Lift out all lines below that contain "permission".

DATA SHOWN START

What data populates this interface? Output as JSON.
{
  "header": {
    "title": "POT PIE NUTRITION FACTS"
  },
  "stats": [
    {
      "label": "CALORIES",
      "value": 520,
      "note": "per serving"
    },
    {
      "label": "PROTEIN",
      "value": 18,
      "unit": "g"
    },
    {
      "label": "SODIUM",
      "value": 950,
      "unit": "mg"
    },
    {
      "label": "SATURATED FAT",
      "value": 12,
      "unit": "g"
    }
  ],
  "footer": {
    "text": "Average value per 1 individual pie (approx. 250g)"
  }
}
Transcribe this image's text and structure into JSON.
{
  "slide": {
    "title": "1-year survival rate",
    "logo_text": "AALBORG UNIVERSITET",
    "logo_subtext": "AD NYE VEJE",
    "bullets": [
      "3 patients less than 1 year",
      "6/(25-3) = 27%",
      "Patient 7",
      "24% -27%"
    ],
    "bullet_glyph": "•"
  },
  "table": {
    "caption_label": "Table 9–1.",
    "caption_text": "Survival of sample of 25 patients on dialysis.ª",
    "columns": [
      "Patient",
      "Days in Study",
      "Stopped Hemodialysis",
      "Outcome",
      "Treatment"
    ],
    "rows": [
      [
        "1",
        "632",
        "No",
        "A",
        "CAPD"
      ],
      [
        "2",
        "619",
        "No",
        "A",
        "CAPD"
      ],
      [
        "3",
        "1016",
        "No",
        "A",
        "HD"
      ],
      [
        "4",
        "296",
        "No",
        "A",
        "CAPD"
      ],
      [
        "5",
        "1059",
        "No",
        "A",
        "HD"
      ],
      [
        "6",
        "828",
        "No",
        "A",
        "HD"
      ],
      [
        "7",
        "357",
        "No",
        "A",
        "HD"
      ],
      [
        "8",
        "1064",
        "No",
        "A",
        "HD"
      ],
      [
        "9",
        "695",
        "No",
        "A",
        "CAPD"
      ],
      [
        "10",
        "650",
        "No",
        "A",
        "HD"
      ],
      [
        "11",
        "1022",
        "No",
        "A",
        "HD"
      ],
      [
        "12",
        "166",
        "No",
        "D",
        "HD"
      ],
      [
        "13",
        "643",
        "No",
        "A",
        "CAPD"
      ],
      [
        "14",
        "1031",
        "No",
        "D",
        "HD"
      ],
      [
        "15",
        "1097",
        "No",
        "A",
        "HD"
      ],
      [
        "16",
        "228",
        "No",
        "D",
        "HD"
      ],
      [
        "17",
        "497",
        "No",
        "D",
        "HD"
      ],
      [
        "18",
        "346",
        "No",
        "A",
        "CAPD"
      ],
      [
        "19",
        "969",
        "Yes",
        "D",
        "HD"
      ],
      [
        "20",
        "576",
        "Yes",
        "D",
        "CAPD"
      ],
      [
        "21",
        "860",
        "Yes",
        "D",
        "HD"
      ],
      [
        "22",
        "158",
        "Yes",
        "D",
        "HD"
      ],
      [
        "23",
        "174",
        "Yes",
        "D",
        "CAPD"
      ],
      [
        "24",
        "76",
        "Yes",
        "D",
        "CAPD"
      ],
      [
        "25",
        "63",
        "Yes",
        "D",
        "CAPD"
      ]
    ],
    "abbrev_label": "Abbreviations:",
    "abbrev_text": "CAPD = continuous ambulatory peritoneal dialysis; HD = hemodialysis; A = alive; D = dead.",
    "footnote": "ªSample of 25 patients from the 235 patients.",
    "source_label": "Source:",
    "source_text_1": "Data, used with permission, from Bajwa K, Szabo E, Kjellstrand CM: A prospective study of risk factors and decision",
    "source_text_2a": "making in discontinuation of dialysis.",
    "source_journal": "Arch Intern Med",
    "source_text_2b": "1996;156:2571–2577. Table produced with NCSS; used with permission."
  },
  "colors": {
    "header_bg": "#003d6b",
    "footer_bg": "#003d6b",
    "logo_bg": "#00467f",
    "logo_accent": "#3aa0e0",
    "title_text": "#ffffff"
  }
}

DATA SHOWN END

* [FINAL ANSWER]
    "source_text_1": "Data, used with permission, from Bajwa K, Szabo E, Kjellstrand CM: A prospective study of risk factors and decision",
    "source_text_2b": "1996;156:2571–2577. Table produced with NCSS; used with permission."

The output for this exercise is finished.